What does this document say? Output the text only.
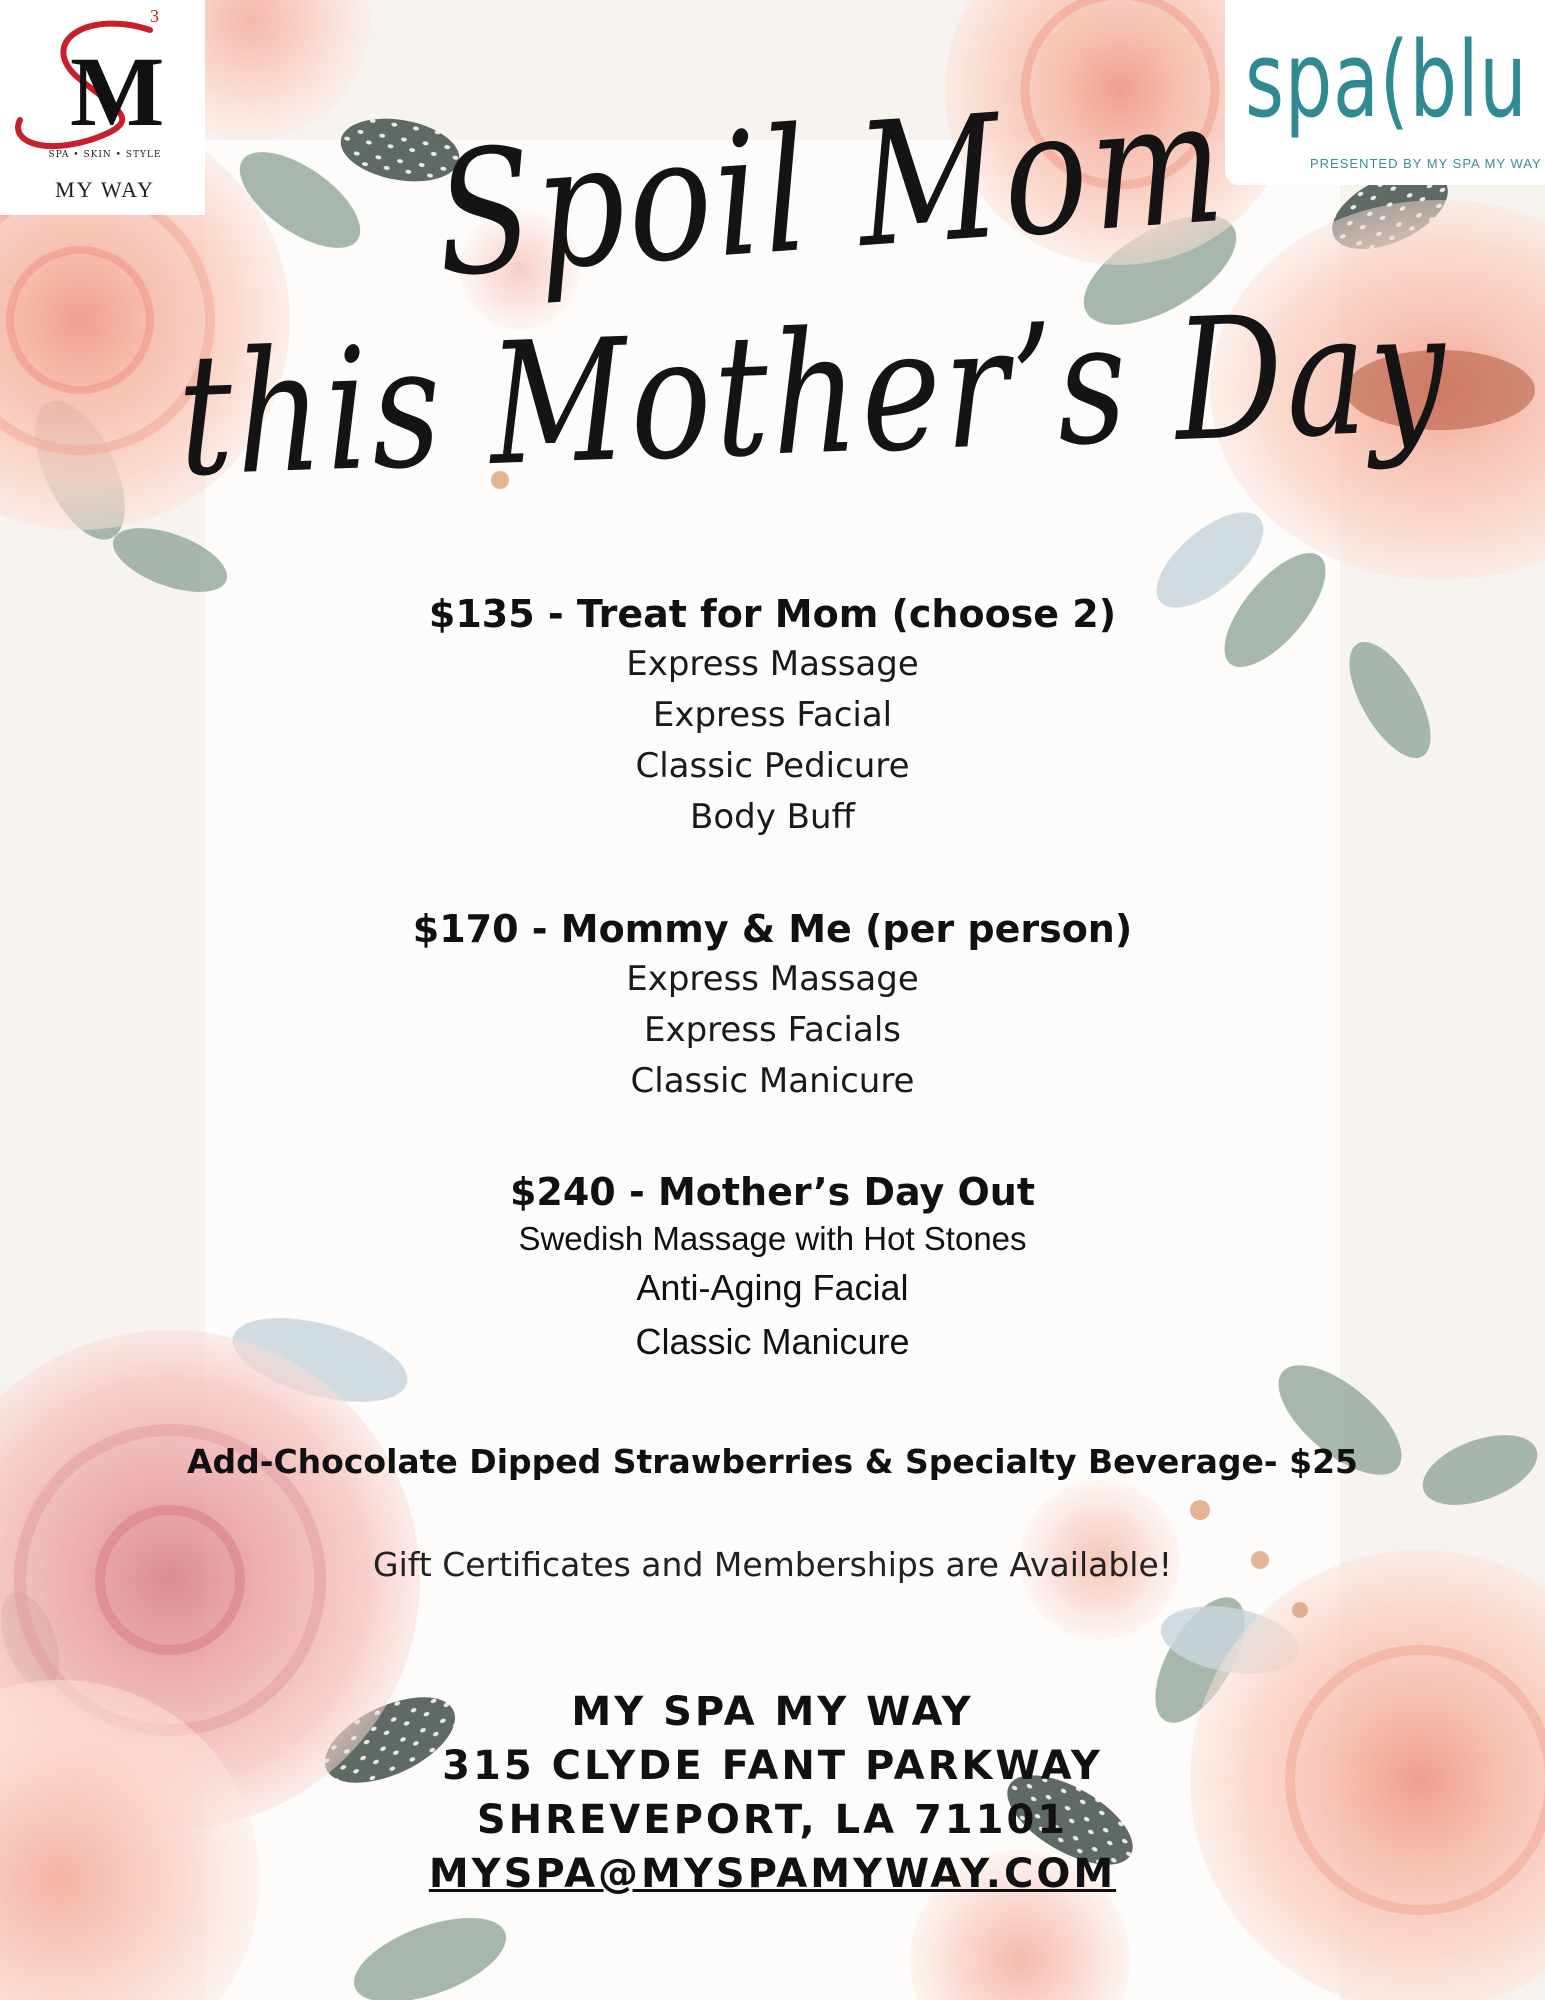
M
3
SPA • SKIN • STYLE
MY WAY
spa(blu
PRESENTED BY MY SPA MY WAY
Spoil Mom
this Mother’s Day
$135 - Treat for Mom (choose 2)
Express Massage
Express Facial
Classic Pedicure
Body Buff
$170 - Mommy & Me (per person)
Express Massage
Express Facials
Classic Manicure
$240 - Mother’s Day Out
Swedish Massage with Hot Stones
Anti-Aging Facial
Classic Manicure
Add-Chocolate Dipped Strawberries & Specialty Beverage- $25
Gift Certificates and Memberships are Available!
MY SPA MY WAY
315 CLYDE FANT PARKWAY
SHREVEPORT, LA 71101
MYSPA@MYSPAMYWAY.COM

==*==

*WRITTEN INSTRUCTION*. Transcribe the full listing above exactly, with the images removed.

*PROBLEM SOLUTION*.
What does this document say? Output the text only.
M
3
SPA • SKIN • STYLE
MY WAY
spa(blu
PRESENTED BY MY SPA MY WAY
Spoil Mom
this Mother’s Day
$135 - Treat for Mom (choose 2)
Express Massage
Express Facial
Classic Pedicure
Body Buff
$170 - Mommy & Me (per person)
Express Massage
Express Facials
Classic Manicure
$240 - Mother’s Day Out
Swedish Massage with Hot Stones
Anti-Aging Facial
Classic Manicure
Add-Chocolate Dipped Strawberries & Specialty Beverage- $25
Gift Certificates and Memberships are Available!
MY SPA MY WAY
315 CLYDE FANT PARKWAY
SHREVEPORT, LA 71101
MYSPA@MYSPAMYWAY.COM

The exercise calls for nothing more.